Instructions for the task →
Without the pictures, print each of the records below exactly as it appears.

-- start Extracted information --

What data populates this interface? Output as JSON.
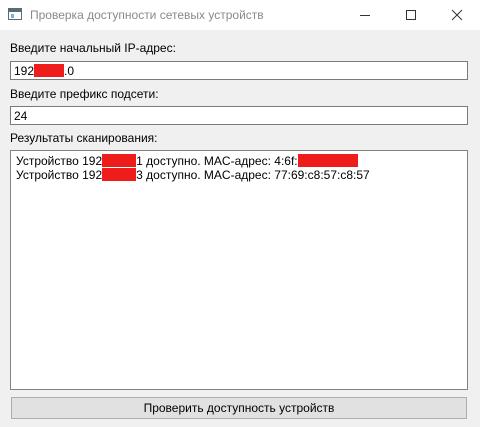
{
  "window": {
    "title": "Проверка доступности сетевых устройств",
    "icon": "app-window-icon",
    "controls": [
      "minimize-icon",
      "maximize-icon",
      "close-icon"
    ]
  },
  "ip": {
    "label": "Введите начальный IP-адрес:",
    "value_start": "192",
    "value_end": ".0"
  },
  "prefix": {
    "label": "Введите префикс подсети:",
    "value": "24"
  },
  "results": {
    "label": "Результаты сканирования:",
    "rows": [
      {
        "prefix": "Устройство 192",
        "suffix": "1 доступно. MAC-адрес:   4:6f:"
      },
      {
        "prefix": "Устройство 192",
        "suffix": "3 доступно. MAC-адрес: 77:69:c8:57:c8:57"
      }
    ]
  },
  "scan_button_label": "Проверить доступность устройств",
  "colors": {
    "redaction": "#ef1c1c"
  }
}
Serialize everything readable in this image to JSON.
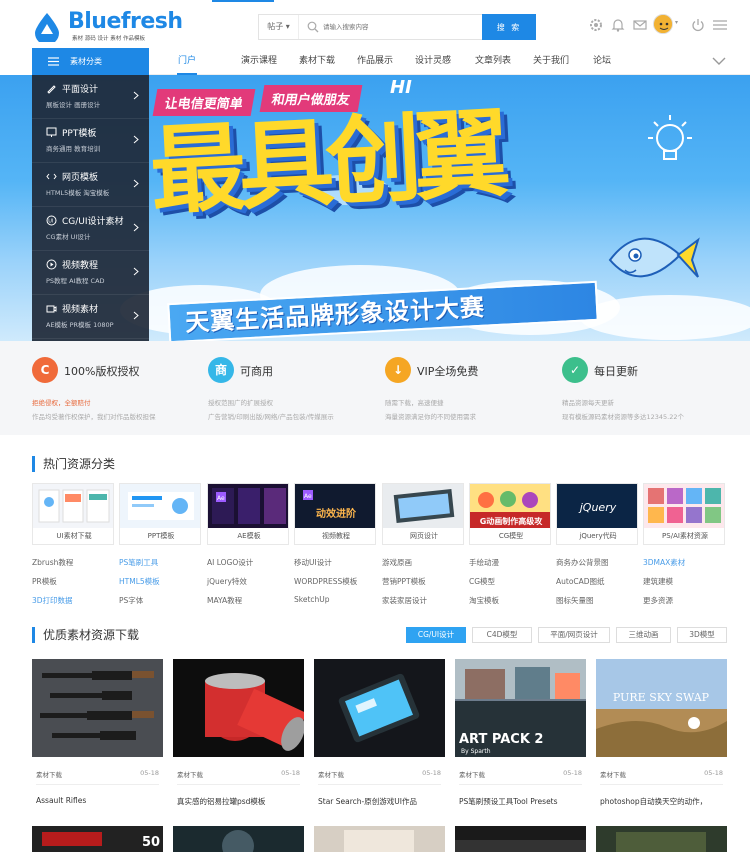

-- end Extracted information --

Answer →
What data populates this interface? Output as JSON.
{
  "window": {
    "title": "Проверка доступности сетевых устройств",
    "icon": "app-window-icon",
    "controls": [
      "minimize-icon",
      "maximize-icon",
      "close-icon"
    ]
  },
  "ip": {
    "label": "Введите начальный IP-адрес:",
    "value_start": "192",
    "value_end": ".0"
  },
  "prefix": {
    "label": "Введите префикс подсети:",
    "value": "24"
  },
  "results": {
    "label": "Результаты сканирования:",
    "rows": [
      {
        "prefix": "Устройство 192",
        "suffix": "1 доступно. MAC-адрес:   4:6f:"
      },
      {
        "prefix": "Устройство 192",
        "suffix": "3 доступно. MAC-адрес: 77:69:c8:57:c8:57"
      }
    ]
  },
  "scan_button_label": "Проверить доступность устройств",
  "colors": {
    "redaction": "#ef1c1c"
  }
}
Serialize everything readable in this image to JSON.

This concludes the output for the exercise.